__Consigne__.
Recopiez sans rien changer les lignes ci-dessous, de celle qui contient « 20, 66, 34] » jusqu'à celle qui contient « 36, 303, 48] », ces deux lignes comprises.

__Données à utiliser__.
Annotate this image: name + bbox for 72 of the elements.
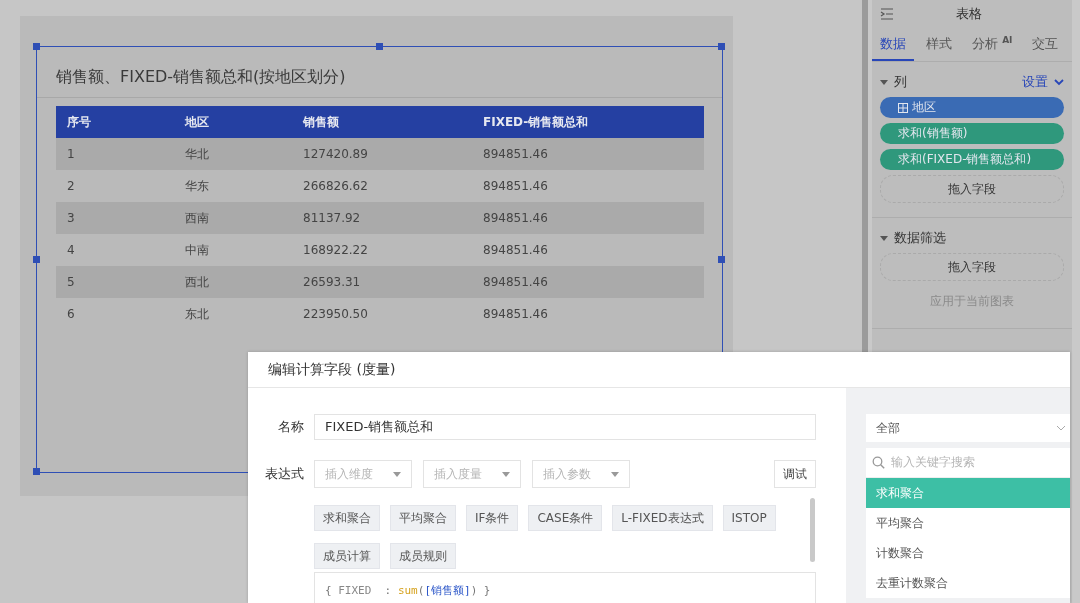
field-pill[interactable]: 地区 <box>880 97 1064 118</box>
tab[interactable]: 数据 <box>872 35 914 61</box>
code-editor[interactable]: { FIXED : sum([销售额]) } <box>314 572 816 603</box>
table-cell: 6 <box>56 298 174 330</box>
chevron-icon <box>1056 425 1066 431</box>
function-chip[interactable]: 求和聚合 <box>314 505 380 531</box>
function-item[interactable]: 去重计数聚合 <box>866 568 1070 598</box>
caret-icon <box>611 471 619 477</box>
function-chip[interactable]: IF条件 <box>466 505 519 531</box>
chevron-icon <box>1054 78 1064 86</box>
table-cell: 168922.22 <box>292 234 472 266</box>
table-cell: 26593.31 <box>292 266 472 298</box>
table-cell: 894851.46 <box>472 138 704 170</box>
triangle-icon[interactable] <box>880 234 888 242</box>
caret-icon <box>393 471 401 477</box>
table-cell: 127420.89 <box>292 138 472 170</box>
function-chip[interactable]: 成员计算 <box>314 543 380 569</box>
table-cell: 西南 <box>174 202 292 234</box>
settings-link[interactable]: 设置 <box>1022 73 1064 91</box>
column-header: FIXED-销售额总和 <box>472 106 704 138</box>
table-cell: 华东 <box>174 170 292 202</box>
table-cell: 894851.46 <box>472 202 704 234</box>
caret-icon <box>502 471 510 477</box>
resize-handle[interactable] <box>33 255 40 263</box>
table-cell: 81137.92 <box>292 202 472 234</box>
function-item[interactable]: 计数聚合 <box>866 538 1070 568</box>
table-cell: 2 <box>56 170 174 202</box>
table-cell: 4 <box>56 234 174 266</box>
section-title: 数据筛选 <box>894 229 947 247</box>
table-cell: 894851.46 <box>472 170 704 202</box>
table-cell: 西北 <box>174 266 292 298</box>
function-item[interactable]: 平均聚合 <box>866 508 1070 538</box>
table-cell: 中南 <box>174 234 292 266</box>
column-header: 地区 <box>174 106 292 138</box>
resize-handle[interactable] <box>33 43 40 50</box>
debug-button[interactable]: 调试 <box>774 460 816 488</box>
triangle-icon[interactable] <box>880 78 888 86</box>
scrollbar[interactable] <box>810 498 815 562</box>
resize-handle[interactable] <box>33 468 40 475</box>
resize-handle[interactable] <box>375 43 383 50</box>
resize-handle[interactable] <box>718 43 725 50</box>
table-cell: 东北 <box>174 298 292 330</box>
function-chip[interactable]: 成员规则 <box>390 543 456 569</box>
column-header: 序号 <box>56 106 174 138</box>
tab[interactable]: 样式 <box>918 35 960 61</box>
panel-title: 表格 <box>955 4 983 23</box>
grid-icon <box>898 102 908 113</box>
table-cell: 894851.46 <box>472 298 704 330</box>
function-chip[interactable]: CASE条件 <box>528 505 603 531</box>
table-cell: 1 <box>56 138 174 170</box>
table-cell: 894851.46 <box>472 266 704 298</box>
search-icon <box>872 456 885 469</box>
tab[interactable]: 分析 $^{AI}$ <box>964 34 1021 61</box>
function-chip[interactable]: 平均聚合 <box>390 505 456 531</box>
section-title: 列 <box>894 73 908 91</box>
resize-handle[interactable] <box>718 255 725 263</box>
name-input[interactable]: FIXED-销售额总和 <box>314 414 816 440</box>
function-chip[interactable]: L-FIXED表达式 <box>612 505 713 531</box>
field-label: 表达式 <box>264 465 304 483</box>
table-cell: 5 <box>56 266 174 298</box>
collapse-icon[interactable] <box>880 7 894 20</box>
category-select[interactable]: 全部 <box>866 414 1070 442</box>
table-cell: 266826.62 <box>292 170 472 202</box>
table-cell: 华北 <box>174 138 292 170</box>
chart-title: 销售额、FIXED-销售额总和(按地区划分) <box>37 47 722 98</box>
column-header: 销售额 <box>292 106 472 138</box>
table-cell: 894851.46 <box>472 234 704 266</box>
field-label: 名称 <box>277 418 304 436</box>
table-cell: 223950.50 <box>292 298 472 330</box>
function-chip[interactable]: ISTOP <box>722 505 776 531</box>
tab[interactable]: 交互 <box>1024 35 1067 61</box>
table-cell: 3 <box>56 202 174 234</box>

* * *

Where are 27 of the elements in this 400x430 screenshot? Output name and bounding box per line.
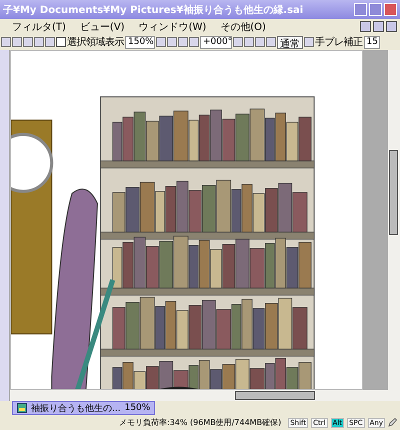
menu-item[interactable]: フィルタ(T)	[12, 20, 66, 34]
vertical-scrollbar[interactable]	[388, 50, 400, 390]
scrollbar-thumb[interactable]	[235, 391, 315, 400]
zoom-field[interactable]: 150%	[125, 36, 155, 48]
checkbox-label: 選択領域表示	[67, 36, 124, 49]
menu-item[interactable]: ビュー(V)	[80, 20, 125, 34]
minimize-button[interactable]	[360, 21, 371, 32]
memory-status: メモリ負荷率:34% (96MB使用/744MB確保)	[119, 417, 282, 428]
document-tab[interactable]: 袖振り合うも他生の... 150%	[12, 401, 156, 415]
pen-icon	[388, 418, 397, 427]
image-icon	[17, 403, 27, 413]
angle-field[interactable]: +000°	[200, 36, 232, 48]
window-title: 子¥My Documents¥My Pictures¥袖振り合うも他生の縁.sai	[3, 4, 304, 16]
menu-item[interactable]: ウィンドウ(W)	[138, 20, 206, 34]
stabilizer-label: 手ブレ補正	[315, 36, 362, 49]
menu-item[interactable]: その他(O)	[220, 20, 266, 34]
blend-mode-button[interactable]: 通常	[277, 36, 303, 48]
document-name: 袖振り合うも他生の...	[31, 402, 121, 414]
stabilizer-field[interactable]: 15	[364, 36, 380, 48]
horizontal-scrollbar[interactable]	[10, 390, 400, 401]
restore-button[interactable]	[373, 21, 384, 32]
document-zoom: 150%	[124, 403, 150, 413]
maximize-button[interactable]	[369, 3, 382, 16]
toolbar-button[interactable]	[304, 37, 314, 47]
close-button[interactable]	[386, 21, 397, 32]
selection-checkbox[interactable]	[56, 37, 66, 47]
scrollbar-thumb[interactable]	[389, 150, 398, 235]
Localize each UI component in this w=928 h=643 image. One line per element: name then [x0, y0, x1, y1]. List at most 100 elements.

__Corrigé__.
menu-item[interactable]: フィルタ(T)	[12, 20, 66, 34]
vertical-scrollbar[interactable]	[388, 50, 400, 390]
scrollbar-thumb[interactable]	[235, 391, 315, 400]
zoom-field[interactable]: 150%	[125, 36, 155, 48]
checkbox-label: 選択領域表示	[67, 36, 124, 49]
menu-item[interactable]: ビュー(V)	[80, 20, 125, 34]
minimize-button[interactable]	[360, 21, 371, 32]
memory-status: メモリ負荷率:34% (96MB使用/744MB確保)	[119, 417, 282, 428]
document-tab[interactable]: 袖振り合うも他生の... 150%	[12, 401, 156, 415]
pen-icon	[388, 418, 397, 427]
image-icon	[17, 403, 27, 413]
angle-field[interactable]: +000°	[200, 36, 232, 48]
window-title: 子¥My Documents¥My Pictures¥袖振り合うも他生の縁.sai	[3, 4, 304, 16]
menu-item[interactable]: ウィンドウ(W)	[138, 20, 206, 34]
stabilizer-label: 手ブレ補正	[315, 36, 362, 49]
menu-item[interactable]: その他(O)	[220, 20, 266, 34]
blend-mode-button[interactable]: 通常	[277, 36, 303, 48]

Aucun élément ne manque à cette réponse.